▸ EXERCISE BRIEF
Reproduce every record below exactly as written, leaving out any pictures.

=-=-=-=-=

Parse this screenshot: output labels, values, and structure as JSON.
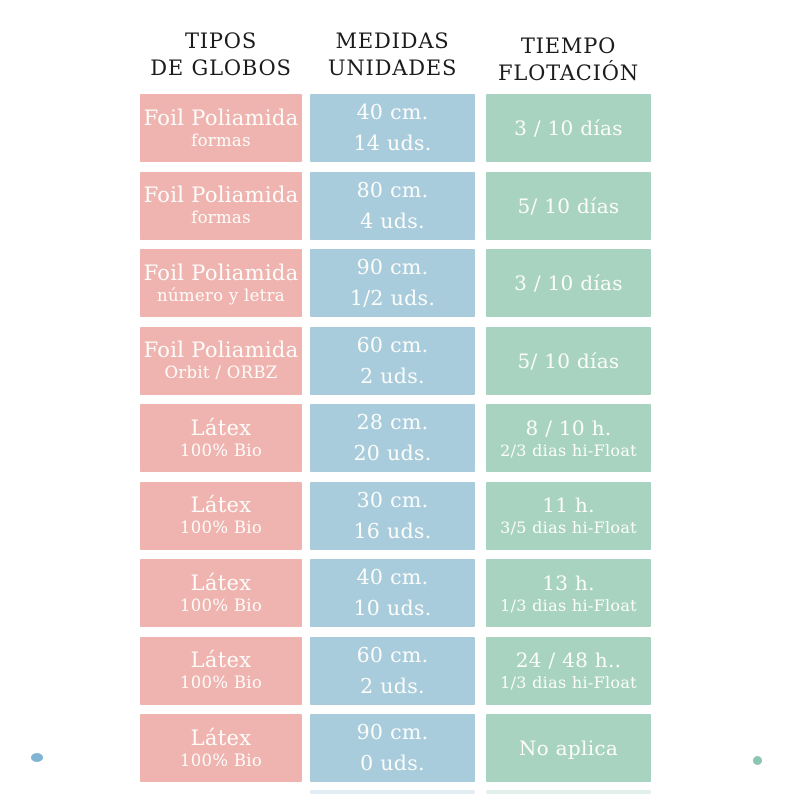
{
  "colors": {
    "pink": "#f0b4b0",
    "blue": "#a8ccdc",
    "green": "#a8d3c1",
    "header_text": "#1c1c1c",
    "cell_text": "#fcfcfa",
    "dot_blue": "#7fb5d3",
    "dot_teal": "#8cc5b0"
  },
  "headers": [
    {
      "line1": "TIPOS",
      "line2": "DE GLOBOS"
    },
    {
      "line1": "MEDIDAS",
      "line2": "UNIDADES"
    },
    {
      "line1": "TIEMPO",
      "line2": "FLOTACIÓN"
    }
  ],
  "rows": [
    {
      "type": {
        "main": "Foil Poliamida",
        "sub": "formas"
      },
      "measure": {
        "size": "40 cm.",
        "units": "14 uds."
      },
      "float": {
        "main": "3 / 10 días",
        "sub": ""
      }
    },
    {
      "type": {
        "main": "Foil Poliamida",
        "sub": "formas"
      },
      "measure": {
        "size": "80 cm.",
        "units": "4 uds."
      },
      "float": {
        "main": "5/ 10 días",
        "sub": ""
      }
    },
    {
      "type": {
        "main": "Foil Poliamida",
        "sub": "número y letra"
      },
      "measure": {
        "size": "90 cm.",
        "units": "1/2 uds."
      },
      "float": {
        "main": "3 / 10 días",
        "sub": ""
      }
    },
    {
      "type": {
        "main": "Foil Poliamida",
        "sub": "Orbit / ORBZ"
      },
      "measure": {
        "size": "60 cm.",
        "units": "2 uds."
      },
      "float": {
        "main": "5/ 10 días",
        "sub": ""
      }
    },
    {
      "type": {
        "main": "Látex",
        "sub": "100% Bio"
      },
      "measure": {
        "size": "28 cm.",
        "units": "20 uds."
      },
      "float": {
        "main": "8 / 10 h.",
        "sub": "2/3 dias hi-Float"
      }
    },
    {
      "type": {
        "main": "Látex",
        "sub": "100% Bio"
      },
      "measure": {
        "size": "30 cm.",
        "units": "16 uds."
      },
      "float": {
        "main": "11 h.",
        "sub": "3/5 dias hi-Float"
      }
    },
    {
      "type": {
        "main": "Látex",
        "sub": "100% Bio"
      },
      "measure": {
        "size": "40 cm.",
        "units": "10 uds."
      },
      "float": {
        "main": "13 h.",
        "sub": "1/3 dias hi-Float"
      }
    },
    {
      "type": {
        "main": "Látex",
        "sub": "100% Bio"
      },
      "measure": {
        "size": "60 cm.",
        "units": "2 uds."
      },
      "float": {
        "main": "24 / 48 h..",
        "sub": "1/3 dias hi-Float"
      }
    },
    {
      "type": {
        "main": "Látex",
        "sub": "100% Bio"
      },
      "measure": {
        "size": "90 cm.",
        "units": "0 uds."
      },
      "float": {
        "main": "No aplica",
        "sub": ""
      }
    }
  ],
  "chart_data": {
    "type": "table",
    "columns": [
      "TIPOS DE GLOBOS",
      "MEDIDAS UNIDADES",
      "TIEMPO FLOTACIÓN"
    ],
    "rows": [
      [
        "Foil Poliamida formas",
        "40 cm. 14 uds.",
        "3 / 10 días"
      ],
      [
        "Foil Poliamida formas",
        "80 cm. 4 uds.",
        "5/ 10 días"
      ],
      [
        "Foil Poliamida número y letra",
        "90 cm. 1/2 uds.",
        "3 / 10 días"
      ],
      [
        "Foil Poliamida Orbit / ORBZ",
        "60 cm. 2 uds.",
        "5/ 10 días"
      ],
      [
        "Látex 100% Bio",
        "28 cm. 20 uds.",
        "8 / 10 h. 2/3 dias hi-Float"
      ],
      [
        "Látex 100% Bio",
        "30 cm. 16 uds.",
        "11 h. 3/5 dias hi-Float"
      ],
      [
        "Látex 100% Bio",
        "40 cm. 10 uds.",
        "13 h. 1/3 dias hi-Float"
      ],
      [
        "Látex 100% Bio",
        "60 cm. 2 uds.",
        "24 / 48 h.. 1/3 dias hi-Float"
      ],
      [
        "Látex 100% Bio",
        "90 cm. 0 uds.",
        "No aplica"
      ]
    ],
    "title": "",
    "legend": "none",
    "grid": false
  }
}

=-=-=-=-=

▸ SOLUTION
Parse this screenshot: output labels, values, and structure as JSON.
{
  "colors": {
    "pink": "#f0b4b0",
    "blue": "#a8ccdc",
    "green": "#a8d3c1",
    "header_text": "#1c1c1c",
    "cell_text": "#fcfcfa",
    "dot_blue": "#7fb5d3",
    "dot_teal": "#8cc5b0"
  },
  "headers": [
    {
      "line1": "TIPOS",
      "line2": "DE GLOBOS"
    },
    {
      "line1": "MEDIDAS",
      "line2": "UNIDADES"
    },
    {
      "line1": "TIEMPO",
      "line2": "FLOTACIÓN"
    }
  ],
  "rows": [
    {
      "type": {
        "main": "Foil Poliamida",
        "sub": "formas"
      },
      "measure": {
        "size": "40 cm.",
        "units": "14 uds."
      },
      "float": {
        "main": "3 / 10 días",
        "sub": ""
      }
    },
    {
      "type": {
        "main": "Foil Poliamida",
        "sub": "formas"
      },
      "measure": {
        "size": "80 cm.",
        "units": "4 uds."
      },
      "float": {
        "main": "5/ 10 días",
        "sub": ""
      }
    },
    {
      "type": {
        "main": "Foil Poliamida",
        "sub": "número y letra"
      },
      "measure": {
        "size": "90 cm.",
        "units": "1/2 uds."
      },
      "float": {
        "main": "3 / 10 días",
        "sub": ""
      }
    },
    {
      "type": {
        "main": "Foil Poliamida",
        "sub": "Orbit / ORBZ"
      },
      "measure": {
        "size": "60 cm.",
        "units": "2 uds."
      },
      "float": {
        "main": "5/ 10 días",
        "sub": ""
      }
    },
    {
      "type": {
        "main": "Látex",
        "sub": "100% Bio"
      },
      "measure": {
        "size": "28 cm.",
        "units": "20 uds."
      },
      "float": {
        "main": "8 / 10 h.",
        "sub": "2/3 dias hi-Float"
      }
    },
    {
      "type": {
        "main": "Látex",
        "sub": "100% Bio"
      },
      "measure": {
        "size": "30 cm.",
        "units": "16 uds."
      },
      "float": {
        "main": "11 h.",
        "sub": "3/5 dias hi-Float"
      }
    },
    {
      "type": {
        "main": "Látex",
        "sub": "100% Bio"
      },
      "measure": {
        "size": "40 cm.",
        "units": "10 uds."
      },
      "float": {
        "main": "13 h.",
        "sub": "1/3 dias hi-Float"
      }
    },
    {
      "type": {
        "main": "Látex",
        "sub": "100% Bio"
      },
      "measure": {
        "size": "60 cm.",
        "units": "2 uds."
      },
      "float": {
        "main": "24 / 48 h..",
        "sub": "1/3 dias hi-Float"
      }
    },
    {
      "type": {
        "main": "Látex",
        "sub": "100% Bio"
      },
      "measure": {
        "size": "90 cm.",
        "units": "0 uds."
      },
      "float": {
        "main": "No aplica",
        "sub": ""
      }
    }
  ],
  "chart_data": {
    "type": "table",
    "columns": [
      "TIPOS DE GLOBOS",
      "MEDIDAS UNIDADES",
      "TIEMPO FLOTACIÓN"
    ],
    "rows": [
      [
        "Foil Poliamida formas",
        "40 cm. 14 uds.",
        "3 / 10 días"
      ],
      [
        "Foil Poliamida formas",
        "80 cm. 4 uds.",
        "5/ 10 días"
      ],
      [
        "Foil Poliamida número y letra",
        "90 cm. 1/2 uds.",
        "3 / 10 días"
      ],
      [
        "Foil Poliamida Orbit / ORBZ",
        "60 cm. 2 uds.",
        "5/ 10 días"
      ],
      [
        "Látex 100% Bio",
        "28 cm. 20 uds.",
        "8 / 10 h. 2/3 dias hi-Float"
      ],
      [
        "Látex 100% Bio",
        "30 cm. 16 uds.",
        "11 h. 3/5 dias hi-Float"
      ],
      [
        "Látex 100% Bio",
        "40 cm. 10 uds.",
        "13 h. 1/3 dias hi-Float"
      ],
      [
        "Látex 100% Bio",
        "60 cm. 2 uds.",
        "24 / 48 h.. 1/3 dias hi-Float"
      ],
      [
        "Látex 100% Bio",
        "90 cm. 0 uds.",
        "No aplica"
      ]
    ],
    "title": "",
    "legend": "none",
    "grid": false
  }
}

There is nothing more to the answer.